• **WHAT YOU WILL DO**
Pull out every line below that contains the word "document".

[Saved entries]
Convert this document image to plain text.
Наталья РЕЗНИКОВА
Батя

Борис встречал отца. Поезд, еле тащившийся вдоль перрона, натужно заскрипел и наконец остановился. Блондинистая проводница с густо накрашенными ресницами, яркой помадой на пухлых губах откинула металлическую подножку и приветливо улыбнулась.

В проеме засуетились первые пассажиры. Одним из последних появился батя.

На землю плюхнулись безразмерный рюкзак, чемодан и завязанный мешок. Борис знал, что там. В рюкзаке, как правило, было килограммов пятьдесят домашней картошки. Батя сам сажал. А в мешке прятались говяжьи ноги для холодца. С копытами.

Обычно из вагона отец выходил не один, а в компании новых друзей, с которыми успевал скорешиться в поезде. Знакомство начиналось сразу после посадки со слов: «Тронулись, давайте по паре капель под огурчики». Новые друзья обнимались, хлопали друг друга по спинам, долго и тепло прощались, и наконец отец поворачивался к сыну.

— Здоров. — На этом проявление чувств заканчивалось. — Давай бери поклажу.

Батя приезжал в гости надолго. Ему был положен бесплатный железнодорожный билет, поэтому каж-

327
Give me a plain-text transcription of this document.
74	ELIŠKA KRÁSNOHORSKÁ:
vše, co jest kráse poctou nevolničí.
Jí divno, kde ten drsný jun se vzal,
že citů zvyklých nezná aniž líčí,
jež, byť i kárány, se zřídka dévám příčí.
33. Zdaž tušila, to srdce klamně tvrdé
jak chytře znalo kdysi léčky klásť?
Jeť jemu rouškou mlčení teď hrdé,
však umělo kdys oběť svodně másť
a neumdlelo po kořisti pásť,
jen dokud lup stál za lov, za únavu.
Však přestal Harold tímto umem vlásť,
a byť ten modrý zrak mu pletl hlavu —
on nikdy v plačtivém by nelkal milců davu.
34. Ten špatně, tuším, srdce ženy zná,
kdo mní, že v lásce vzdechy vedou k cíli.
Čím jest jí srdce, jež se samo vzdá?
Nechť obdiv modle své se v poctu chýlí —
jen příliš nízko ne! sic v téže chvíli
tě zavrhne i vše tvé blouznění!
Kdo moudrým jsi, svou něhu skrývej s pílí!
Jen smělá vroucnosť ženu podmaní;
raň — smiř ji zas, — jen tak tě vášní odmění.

• **ANSWER TO THE PROBLEM**
Convert this document image to plain text.
Give me a plain-text transcription of this document.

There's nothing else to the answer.